§ What the task asks
Nothing in the records may be left out or altered; reproduce them all exactly.

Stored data
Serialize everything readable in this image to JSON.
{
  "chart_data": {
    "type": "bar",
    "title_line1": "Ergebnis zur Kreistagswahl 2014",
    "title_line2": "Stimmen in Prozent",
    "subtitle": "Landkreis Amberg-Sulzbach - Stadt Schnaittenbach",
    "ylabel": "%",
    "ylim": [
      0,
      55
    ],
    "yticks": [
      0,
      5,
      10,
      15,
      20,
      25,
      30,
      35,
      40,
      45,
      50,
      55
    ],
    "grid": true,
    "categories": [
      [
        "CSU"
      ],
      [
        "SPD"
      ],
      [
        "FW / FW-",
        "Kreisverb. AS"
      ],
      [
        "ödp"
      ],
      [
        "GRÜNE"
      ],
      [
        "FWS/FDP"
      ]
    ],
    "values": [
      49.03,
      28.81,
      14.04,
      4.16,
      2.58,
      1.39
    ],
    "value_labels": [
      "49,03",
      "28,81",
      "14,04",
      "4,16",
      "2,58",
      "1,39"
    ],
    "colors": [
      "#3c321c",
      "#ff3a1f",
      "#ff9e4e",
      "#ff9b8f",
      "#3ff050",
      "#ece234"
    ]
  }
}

§ Problem solution
Serialize everything readable in this image to JSON.
{
  "chart_data": {
    "type": "bar",
    "title_line1": "Ergebnis zur Kreistagswahl 2014",
    "title_line2": "Stimmen in Prozent",
    "subtitle": "Landkreis Amberg-Sulzbach - Stadt Schnaittenbach",
    "ylabel": "%",
    "ylim": [
      0,
      55
    ],
    "yticks": [
      0,
      5,
      10,
      15,
      20,
      25,
      30,
      35,
      40,
      45,
      50,
      55
    ],
    "grid": true,
    "categories": [
      [
        "CSU"
      ],
      [
        "SPD"
      ],
      [
        "FW / FW-",
        "Kreisverb. AS"
      ],
      [
        "ödp"
      ],
      [
        "GRÜNE"
      ],
      [
        "FWS/FDP"
      ]
    ],
    "values": [
      49.03,
      28.81,
      14.04,
      4.16,
      2.58,
      1.39
    ],
    "value_labels": [
      "49,03",
      "28,81",
      "14,04",
      "4,16",
      "2,58",
      "1,39"
    ],
    "colors": [
      "#3c321c",
      "#ff3a1f",
      "#ff9e4e",
      "#ff9b8f",
      "#3ff050",
      "#ece234"
    ]
  }
}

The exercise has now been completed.